**RECORDS FOR PROCESSING:**
○ ○ ○
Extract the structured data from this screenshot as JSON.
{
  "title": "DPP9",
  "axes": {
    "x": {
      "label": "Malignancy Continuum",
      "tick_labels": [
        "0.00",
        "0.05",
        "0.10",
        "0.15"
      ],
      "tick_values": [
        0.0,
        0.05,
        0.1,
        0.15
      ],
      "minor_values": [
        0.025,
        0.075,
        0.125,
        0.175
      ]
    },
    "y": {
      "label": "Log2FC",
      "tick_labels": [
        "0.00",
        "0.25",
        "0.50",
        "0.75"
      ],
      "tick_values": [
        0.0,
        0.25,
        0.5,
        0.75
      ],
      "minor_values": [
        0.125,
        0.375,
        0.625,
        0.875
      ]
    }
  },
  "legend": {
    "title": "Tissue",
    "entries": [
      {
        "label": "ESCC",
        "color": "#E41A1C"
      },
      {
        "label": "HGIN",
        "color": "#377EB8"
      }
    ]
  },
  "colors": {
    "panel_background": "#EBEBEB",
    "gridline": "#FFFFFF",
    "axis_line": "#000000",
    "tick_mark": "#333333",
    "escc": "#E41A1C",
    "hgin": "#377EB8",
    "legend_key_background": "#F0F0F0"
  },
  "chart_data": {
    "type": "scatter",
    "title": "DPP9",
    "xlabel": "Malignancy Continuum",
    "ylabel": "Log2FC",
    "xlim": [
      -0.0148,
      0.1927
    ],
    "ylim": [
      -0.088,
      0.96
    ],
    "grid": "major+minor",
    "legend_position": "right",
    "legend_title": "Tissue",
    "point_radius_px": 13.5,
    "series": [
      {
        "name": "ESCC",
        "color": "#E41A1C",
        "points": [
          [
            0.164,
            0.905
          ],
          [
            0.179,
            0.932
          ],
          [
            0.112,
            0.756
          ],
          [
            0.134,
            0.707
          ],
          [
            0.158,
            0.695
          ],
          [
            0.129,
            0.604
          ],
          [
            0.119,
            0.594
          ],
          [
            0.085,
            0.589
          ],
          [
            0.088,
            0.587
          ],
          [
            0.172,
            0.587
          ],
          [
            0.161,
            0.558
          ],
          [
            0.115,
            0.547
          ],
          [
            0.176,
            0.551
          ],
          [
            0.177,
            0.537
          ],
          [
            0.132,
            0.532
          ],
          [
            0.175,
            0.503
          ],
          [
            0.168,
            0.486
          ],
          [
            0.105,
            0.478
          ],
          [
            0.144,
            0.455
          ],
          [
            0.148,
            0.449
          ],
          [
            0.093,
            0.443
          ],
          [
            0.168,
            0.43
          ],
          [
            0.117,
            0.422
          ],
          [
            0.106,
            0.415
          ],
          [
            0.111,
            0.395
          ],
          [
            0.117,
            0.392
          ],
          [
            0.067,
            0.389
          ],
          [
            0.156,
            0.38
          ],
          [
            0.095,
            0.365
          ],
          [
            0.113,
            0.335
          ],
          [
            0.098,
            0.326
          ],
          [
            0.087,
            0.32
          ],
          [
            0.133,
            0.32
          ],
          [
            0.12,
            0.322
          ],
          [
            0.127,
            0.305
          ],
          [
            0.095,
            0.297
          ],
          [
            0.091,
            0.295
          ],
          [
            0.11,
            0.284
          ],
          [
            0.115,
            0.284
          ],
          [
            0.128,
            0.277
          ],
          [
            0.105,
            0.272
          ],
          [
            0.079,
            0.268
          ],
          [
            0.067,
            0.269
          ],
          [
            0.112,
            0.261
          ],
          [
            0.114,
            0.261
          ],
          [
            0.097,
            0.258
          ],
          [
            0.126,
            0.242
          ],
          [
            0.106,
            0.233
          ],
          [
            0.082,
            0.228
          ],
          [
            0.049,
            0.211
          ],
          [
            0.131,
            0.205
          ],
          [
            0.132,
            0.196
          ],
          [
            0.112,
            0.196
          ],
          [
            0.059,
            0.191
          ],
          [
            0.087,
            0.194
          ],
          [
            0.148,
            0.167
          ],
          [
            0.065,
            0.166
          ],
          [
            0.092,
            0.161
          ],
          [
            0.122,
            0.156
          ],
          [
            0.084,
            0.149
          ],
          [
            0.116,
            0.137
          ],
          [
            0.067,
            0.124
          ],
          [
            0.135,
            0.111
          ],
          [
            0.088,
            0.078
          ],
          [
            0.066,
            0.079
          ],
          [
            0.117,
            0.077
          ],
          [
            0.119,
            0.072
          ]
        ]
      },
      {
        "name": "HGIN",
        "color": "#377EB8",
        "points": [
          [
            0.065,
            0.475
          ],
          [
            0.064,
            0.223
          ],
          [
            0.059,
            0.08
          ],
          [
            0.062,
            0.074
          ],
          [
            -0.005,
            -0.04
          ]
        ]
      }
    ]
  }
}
○ ○ ○
Search the data for the word "Continuum" and copy each line where it appears.

**ANSWER:**
      "label": "Malignancy Continuum",
    "xlabel": "Malignancy Continuum",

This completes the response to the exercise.